Records from a data source:
=-=-=-=-=

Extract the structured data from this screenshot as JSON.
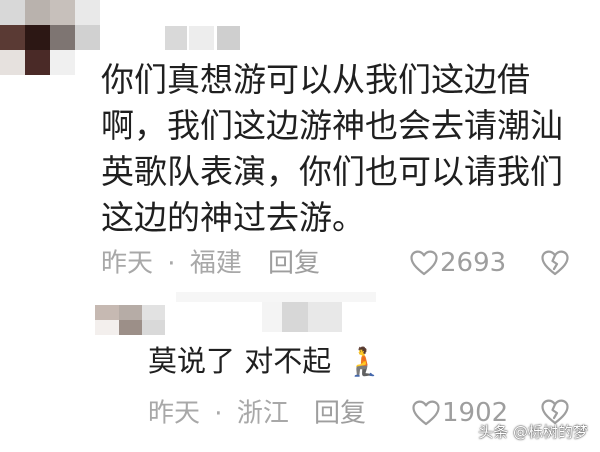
{
  "comment": {
    "lines": [
      "你们真想游可以从我们这边借",
      "啊，我们这边游神也会去请潮汕",
      "英歌队表演，你们也可以请我们",
      "这边的神过去游。"
    ],
    "time": "昨天",
    "separator": "·",
    "location": "福建",
    "reply_label": "回复",
    "like_count": "2693"
  },
  "reply": {
    "text": "莫说了 对不起",
    "emoji": "🧎",
    "time": "昨天",
    "separator": "·",
    "location": "浙江",
    "reply_label": "回复",
    "like_count": "1902"
  },
  "watermark": {
    "text": "头条 @栎树的梦"
  },
  "colors": {
    "text": "#1f1f1f",
    "meta": "#a8a8a8",
    "icon": "#9e9e9e"
  },
  "icons": {
    "like": "heart-outline-icon",
    "dislike": "broken-heart-outline-icon"
  }
}
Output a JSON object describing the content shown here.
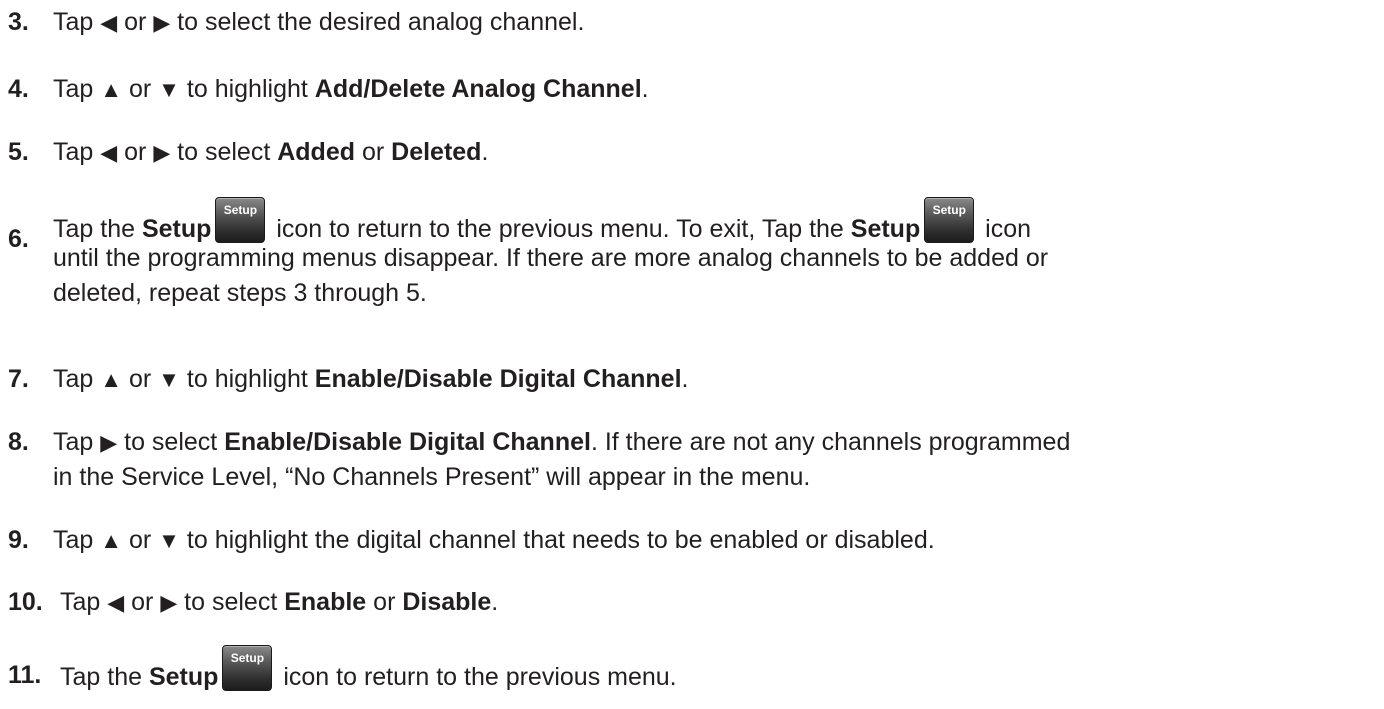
{
  "steps": [
    {
      "num": "3.",
      "parts": {
        "a": "Tap ",
        "left": "◀",
        "b": " or ",
        "right": "▶",
        "c": " to select the desired analog channel."
      }
    },
    {
      "num": "4.",
      "parts": {
        "a": "Tap ",
        "up": "▲",
        "b": " or ",
        "down": "▼",
        "c": " to highlight ",
        "bold": "Add/Delete Analog Channel",
        "d": "."
      }
    },
    {
      "num": "5.",
      "parts": {
        "a": "Tap ",
        "left": "◀",
        "b": " or ",
        "right": "▶",
        "c": " to select ",
        "bold1": "Added",
        "d": " or ",
        "bold2": "Deleted",
        "e": "."
      }
    },
    {
      "num": "6.",
      "parts": {
        "a": "Tap the ",
        "bold1": "Setup",
        "b": " icon to return to the previous menu. To exit, Tap the ",
        "bold2": "Setup",
        "c": " icon",
        "line2": "until the programming menus disappear. If there are more analog channels to be added or",
        "line3": "deleted, repeat steps 3 through 5."
      }
    },
    {
      "num": "7.",
      "parts": {
        "a": "Tap ",
        "up": "▲",
        "b": " or ",
        "down": "▼",
        "c": " to highlight ",
        "bold": "Enable/Disable Digital Channel",
        "d": "."
      }
    },
    {
      "num": "8.",
      "parts": {
        "a": "Tap ",
        "right": "▶",
        "b": " to select ",
        "bold": "Enable/Disable Digital Channel",
        "c": ". If there are not any channels programmed",
        "line2": "in the Service Level, “No Channels Present” will appear in the menu."
      }
    },
    {
      "num": "9.",
      "parts": {
        "a": "Tap ",
        "up": "▲",
        "b": " or ",
        "down": "▼",
        "c": " to highlight the digital channel that needs to be enabled or disabled."
      }
    },
    {
      "num": "10.",
      "parts": {
        "a": "Tap ",
        "left": "◀",
        "b": " or ",
        "right": "▶",
        "c": " to select ",
        "bold1": "Enable",
        "d": " or ",
        "bold2": "Disable",
        "e": "."
      }
    },
    {
      "num": "11.",
      "parts": {
        "a": "Tap the ",
        "bold": "Setup",
        "b": " icon to return to the previous menu."
      }
    }
  ],
  "icons": {
    "setup_label": "Setup",
    "left_arrow": "left-triangle-icon",
    "right_arrow": "right-triangle-icon",
    "up_arrow": "up-triangle-icon",
    "down_arrow": "down-triangle-icon",
    "setup_icon": "setup-button-icon"
  }
}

=-=-=-=-=

**Brief:** Without the pictures, restate all the entries above exactly.

**Exercise response:**
Extract the structured data from this screenshot as JSON.
{
  "comment": {
    "lines": [
      "你们真想游可以从我们这边借",
      "啊，我们这边游神也会去请潮汕",
      "英歌队表演，你们也可以请我们",
      "这边的神过去游。"
    ],
    "time": "昨天",
    "separator": "·",
    "location": "福建",
    "reply_label": "回复",
    "like_count": "2693"
  },
  "reply": {
    "text": "莫说了 对不起",
    "emoji": "🧎",
    "time": "昨天",
    "separator": "·",
    "location": "浙江",
    "reply_label": "回复",
    "like_count": "1902"
  },
  "watermark": {
    "text": "头条 @栎树的梦"
  },
  "colors": {
    "text": "#1f1f1f",
    "meta": "#a8a8a8",
    "icon": "#9e9e9e"
  },
  "icons": {
    "like": "heart-outline-icon",
    "dislike": "broken-heart-outline-icon"
  }
}
Output a JSON object describing the content shown here.
{
  "steps": [
    {
      "num": "3.",
      "parts": {
        "a": "Tap ",
        "left": "◀",
        "b": " or ",
        "right": "▶",
        "c": " to select the desired analog channel."
      }
    },
    {
      "num": "4.",
      "parts": {
        "a": "Tap ",
        "up": "▲",
        "b": " or ",
        "down": "▼",
        "c": " to highlight ",
        "bold": "Add/Delete Analog Channel",
        "d": "."
      }
    },
    {
      "num": "5.",
      "parts": {
        "a": "Tap ",
        "left": "◀",
        "b": " or ",
        "right": "▶",
        "c": " to select ",
        "bold1": "Added",
        "d": " or ",
        "bold2": "Deleted",
        "e": "."
      }
    },
    {
      "num": "6.",
      "parts": {
        "a": "Tap the ",
        "bold1": "Setup",
        "b": " icon to return to the previous menu. To exit, Tap the ",
        "bold2": "Setup",
        "c": " icon",
        "line2": "until the programming menus disappear. If there are more analog channels to be added or",
        "line3": "deleted, repeat steps 3 through 5."
      }
    },
    {
      "num": "7.",
      "parts": {
        "a": "Tap ",
        "up": "▲",
        "b": " or ",
        "down": "▼",
        "c": " to highlight ",
        "bold": "Enable/Disable Digital Channel",
        "d": "."
      }
    },
    {
      "num": "8.",
      "parts": {
        "a": "Tap ",
        "right": "▶",
        "b": " to select ",
        "bold": "Enable/Disable Digital Channel",
        "c": ". If there are not any channels programmed",
        "line2": "in the Service Level, “No Channels Present” will appear in the menu."
      }
    },
    {
      "num": "9.",
      "parts": {
        "a": "Tap ",
        "up": "▲",
        "b": " or ",
        "down": "▼",
        "c": " to highlight the digital channel that needs to be enabled or disabled."
      }
    },
    {
      "num": "10.",
      "parts": {
        "a": "Tap ",
        "left": "◀",
        "b": " or ",
        "right": "▶",
        "c": " to select ",
        "bold1": "Enable",
        "d": " or ",
        "bold2": "Disable",
        "e": "."
      }
    },
    {
      "num": "11.",
      "parts": {
        "a": "Tap the ",
        "bold": "Setup",
        "b": " icon to return to the previous menu."
      }
    }
  ],
  "icons": {
    "setup_label": "Setup",
    "left_arrow": "left-triangle-icon",
    "right_arrow": "right-triangle-icon",
    "up_arrow": "up-triangle-icon",
    "down_arrow": "down-triangle-icon",
    "setup_icon": "setup-button-icon"
  }
}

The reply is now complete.